● Exercise objective: Determine how many lines in the entries below include "Jiancheng". The reply should be that number and nothing else.

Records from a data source
_ _ _ _ _ _ _
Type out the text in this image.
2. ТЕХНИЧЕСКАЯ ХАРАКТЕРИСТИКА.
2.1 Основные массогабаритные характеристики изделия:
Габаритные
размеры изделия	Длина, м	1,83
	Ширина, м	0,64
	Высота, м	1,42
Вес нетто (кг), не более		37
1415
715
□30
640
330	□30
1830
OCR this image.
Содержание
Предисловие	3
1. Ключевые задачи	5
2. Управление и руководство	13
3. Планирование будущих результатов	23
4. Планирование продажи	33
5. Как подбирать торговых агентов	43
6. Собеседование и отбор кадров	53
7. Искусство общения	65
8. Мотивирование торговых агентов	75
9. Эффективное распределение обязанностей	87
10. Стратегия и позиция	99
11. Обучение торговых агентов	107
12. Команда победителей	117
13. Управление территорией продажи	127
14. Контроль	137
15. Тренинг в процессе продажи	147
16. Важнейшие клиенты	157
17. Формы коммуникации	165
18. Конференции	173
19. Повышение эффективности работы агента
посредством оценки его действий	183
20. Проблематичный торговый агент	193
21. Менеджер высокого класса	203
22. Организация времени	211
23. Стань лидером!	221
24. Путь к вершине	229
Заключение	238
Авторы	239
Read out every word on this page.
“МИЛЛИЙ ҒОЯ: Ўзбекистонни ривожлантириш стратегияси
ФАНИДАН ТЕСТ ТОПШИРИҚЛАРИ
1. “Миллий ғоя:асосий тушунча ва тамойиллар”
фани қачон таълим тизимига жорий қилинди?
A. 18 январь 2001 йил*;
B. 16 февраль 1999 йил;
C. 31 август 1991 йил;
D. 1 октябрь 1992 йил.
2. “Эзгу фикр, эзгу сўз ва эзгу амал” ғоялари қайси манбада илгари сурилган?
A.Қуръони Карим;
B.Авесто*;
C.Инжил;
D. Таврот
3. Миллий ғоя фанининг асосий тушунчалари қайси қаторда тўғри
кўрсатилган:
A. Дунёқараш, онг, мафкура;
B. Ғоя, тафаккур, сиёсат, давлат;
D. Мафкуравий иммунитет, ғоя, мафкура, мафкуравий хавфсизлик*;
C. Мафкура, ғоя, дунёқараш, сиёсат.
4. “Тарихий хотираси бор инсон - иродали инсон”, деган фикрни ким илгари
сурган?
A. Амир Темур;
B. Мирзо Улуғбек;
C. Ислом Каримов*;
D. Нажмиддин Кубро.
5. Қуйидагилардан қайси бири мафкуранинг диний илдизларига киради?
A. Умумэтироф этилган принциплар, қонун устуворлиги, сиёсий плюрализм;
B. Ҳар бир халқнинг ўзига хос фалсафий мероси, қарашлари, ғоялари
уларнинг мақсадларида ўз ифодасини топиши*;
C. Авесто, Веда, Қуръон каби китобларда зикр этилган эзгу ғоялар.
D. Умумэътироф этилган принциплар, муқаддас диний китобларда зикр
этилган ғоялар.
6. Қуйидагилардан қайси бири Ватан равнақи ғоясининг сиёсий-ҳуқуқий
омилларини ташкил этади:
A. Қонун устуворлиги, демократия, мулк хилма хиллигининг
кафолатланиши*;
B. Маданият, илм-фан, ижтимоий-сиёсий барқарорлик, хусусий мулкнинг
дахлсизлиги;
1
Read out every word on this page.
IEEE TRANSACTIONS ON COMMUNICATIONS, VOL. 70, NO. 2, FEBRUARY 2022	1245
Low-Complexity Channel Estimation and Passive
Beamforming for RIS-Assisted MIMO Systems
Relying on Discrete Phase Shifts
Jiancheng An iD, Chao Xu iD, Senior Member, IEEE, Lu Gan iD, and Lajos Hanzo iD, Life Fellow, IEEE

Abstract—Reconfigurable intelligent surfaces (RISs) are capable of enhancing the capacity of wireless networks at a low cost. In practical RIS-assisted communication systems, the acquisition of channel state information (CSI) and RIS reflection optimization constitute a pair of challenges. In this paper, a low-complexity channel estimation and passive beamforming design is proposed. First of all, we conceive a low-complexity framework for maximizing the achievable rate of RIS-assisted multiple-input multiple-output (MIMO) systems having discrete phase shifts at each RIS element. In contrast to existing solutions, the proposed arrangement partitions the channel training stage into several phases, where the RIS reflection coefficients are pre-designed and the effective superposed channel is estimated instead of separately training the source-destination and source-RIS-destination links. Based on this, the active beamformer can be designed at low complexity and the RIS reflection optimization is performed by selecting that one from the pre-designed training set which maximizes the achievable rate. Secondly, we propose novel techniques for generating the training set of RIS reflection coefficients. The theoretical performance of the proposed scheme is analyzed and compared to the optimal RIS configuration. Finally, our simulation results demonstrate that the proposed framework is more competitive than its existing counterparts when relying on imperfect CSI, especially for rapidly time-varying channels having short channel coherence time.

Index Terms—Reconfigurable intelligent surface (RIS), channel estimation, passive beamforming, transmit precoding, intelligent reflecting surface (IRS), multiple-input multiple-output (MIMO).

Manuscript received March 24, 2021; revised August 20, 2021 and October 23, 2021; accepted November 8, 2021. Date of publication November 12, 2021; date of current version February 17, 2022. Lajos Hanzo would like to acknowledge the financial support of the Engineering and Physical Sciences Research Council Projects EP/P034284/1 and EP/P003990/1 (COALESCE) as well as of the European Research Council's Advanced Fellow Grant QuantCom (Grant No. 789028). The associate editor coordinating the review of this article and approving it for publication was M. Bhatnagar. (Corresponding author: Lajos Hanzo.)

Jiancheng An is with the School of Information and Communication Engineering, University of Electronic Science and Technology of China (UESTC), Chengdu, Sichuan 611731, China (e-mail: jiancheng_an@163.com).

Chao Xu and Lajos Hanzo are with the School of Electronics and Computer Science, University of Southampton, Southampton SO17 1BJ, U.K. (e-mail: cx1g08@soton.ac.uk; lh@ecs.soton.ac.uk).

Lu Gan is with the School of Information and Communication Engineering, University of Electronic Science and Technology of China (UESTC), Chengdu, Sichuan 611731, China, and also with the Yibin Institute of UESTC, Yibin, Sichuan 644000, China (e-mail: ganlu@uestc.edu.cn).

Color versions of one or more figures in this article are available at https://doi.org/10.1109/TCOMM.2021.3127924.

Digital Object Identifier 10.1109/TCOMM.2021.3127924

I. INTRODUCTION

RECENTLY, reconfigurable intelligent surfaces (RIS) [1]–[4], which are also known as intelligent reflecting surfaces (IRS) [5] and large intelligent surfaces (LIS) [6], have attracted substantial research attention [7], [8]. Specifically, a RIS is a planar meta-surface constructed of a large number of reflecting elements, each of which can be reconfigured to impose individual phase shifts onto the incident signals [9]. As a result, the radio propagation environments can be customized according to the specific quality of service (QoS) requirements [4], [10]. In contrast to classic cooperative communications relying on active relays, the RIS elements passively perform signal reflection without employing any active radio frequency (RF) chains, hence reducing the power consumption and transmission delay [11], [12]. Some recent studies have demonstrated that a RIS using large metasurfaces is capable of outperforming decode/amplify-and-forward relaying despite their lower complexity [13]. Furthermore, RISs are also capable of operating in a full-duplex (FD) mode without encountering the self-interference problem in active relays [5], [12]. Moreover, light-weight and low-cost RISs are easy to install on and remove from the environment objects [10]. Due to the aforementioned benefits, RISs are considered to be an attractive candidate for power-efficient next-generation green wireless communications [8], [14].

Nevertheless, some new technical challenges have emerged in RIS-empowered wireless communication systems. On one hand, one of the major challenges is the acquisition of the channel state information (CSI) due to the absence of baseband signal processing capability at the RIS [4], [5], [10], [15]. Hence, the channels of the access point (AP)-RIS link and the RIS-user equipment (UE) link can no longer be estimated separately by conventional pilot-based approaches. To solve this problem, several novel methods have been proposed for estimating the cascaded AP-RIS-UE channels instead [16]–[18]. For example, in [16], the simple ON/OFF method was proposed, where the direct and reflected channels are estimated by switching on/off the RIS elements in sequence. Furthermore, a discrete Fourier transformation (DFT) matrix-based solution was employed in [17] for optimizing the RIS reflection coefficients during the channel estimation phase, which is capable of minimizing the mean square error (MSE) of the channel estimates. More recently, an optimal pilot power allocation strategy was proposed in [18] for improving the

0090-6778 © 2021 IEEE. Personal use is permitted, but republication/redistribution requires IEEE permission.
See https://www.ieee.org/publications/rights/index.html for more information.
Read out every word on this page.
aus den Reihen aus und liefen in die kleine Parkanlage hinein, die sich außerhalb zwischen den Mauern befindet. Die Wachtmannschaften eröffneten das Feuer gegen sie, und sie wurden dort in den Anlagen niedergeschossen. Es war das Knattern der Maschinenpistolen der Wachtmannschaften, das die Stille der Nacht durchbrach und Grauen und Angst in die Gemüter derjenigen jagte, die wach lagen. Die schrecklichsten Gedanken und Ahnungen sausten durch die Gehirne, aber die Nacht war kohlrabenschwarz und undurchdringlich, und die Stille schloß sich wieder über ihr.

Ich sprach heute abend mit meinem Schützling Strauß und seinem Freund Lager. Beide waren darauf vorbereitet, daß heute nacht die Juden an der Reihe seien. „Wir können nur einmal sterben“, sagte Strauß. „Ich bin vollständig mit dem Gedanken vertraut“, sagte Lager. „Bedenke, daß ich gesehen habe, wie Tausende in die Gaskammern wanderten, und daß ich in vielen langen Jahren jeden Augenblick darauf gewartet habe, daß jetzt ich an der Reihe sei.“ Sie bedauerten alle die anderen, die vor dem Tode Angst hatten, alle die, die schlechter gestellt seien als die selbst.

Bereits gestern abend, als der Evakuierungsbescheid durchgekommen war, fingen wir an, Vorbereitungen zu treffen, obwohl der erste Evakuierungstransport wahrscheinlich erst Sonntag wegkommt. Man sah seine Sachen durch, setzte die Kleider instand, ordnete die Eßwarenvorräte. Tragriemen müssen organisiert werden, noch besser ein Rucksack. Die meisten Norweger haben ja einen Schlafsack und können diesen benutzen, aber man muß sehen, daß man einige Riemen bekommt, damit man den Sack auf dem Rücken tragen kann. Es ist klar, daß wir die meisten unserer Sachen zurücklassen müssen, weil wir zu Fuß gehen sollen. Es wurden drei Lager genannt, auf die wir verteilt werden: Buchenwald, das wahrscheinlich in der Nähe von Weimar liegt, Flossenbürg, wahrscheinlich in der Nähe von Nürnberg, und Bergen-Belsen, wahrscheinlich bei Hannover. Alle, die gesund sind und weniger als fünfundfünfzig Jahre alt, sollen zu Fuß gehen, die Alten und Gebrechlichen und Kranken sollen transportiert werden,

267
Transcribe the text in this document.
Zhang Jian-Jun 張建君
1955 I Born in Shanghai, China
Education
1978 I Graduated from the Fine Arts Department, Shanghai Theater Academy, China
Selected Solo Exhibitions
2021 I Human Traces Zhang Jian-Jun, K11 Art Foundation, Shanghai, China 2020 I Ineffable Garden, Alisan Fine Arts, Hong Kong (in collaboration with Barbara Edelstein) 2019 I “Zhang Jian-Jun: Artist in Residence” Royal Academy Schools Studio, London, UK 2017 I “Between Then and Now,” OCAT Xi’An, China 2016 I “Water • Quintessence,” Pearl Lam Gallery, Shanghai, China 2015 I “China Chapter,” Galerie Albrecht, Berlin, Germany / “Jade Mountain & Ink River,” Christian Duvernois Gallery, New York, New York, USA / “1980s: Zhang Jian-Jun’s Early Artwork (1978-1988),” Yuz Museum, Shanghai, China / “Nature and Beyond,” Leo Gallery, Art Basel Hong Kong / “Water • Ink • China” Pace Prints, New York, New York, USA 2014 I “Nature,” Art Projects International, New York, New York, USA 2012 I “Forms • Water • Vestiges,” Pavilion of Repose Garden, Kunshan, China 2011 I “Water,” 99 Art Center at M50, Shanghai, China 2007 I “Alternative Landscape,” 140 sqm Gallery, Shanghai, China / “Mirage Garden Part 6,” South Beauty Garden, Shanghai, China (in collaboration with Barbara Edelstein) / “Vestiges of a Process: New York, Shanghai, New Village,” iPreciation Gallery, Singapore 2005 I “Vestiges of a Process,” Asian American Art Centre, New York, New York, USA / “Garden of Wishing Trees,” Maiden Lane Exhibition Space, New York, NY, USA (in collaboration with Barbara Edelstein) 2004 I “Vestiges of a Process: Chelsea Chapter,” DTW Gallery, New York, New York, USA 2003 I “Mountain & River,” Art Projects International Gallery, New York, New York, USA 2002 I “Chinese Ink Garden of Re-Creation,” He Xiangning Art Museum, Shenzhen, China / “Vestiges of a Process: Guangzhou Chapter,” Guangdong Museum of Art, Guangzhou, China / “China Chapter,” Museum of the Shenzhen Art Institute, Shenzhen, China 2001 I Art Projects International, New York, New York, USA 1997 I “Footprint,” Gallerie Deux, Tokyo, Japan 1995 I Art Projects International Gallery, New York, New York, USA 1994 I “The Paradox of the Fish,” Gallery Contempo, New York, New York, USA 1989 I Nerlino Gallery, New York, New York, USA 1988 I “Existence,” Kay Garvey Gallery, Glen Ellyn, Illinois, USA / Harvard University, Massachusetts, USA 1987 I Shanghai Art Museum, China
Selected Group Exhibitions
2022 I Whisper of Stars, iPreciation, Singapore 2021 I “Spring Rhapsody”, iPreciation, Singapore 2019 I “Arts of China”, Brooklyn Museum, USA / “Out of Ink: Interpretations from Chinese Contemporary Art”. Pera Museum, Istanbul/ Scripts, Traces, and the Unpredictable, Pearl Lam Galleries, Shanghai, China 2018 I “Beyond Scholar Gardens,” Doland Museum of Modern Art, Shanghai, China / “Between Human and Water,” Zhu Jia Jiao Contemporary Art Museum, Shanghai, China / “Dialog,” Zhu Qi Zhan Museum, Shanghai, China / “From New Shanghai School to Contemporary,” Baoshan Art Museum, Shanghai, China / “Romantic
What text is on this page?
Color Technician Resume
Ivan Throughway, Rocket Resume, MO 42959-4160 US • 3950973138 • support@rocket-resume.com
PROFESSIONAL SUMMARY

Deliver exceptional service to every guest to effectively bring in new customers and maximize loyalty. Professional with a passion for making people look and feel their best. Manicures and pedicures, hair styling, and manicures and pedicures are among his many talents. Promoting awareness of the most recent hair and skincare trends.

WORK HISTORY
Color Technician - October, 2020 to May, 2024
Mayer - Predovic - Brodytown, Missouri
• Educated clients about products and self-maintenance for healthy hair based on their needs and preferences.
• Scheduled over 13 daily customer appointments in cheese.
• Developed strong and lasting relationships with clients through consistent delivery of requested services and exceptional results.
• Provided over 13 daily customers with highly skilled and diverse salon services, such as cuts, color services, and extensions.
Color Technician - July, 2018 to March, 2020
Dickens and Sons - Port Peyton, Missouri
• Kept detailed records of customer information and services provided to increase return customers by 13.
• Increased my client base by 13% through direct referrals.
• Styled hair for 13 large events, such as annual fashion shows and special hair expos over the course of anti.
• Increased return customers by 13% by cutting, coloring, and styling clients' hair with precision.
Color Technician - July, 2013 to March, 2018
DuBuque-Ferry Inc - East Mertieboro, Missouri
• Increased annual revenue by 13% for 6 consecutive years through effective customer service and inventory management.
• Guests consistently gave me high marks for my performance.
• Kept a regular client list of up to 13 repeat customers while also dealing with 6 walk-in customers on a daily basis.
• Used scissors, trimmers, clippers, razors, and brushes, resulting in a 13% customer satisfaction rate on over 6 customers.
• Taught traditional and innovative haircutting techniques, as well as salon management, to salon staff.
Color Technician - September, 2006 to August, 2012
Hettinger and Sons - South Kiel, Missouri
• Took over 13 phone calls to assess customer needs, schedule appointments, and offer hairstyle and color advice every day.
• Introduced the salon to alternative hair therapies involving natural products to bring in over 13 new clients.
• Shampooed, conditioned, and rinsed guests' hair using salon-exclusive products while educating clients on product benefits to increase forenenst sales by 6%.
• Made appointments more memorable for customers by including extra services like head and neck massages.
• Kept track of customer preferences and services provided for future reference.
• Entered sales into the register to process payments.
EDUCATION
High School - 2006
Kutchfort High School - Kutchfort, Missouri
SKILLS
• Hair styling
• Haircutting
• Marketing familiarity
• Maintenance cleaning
_ _ _ _ _ _ _
● Right answer: 2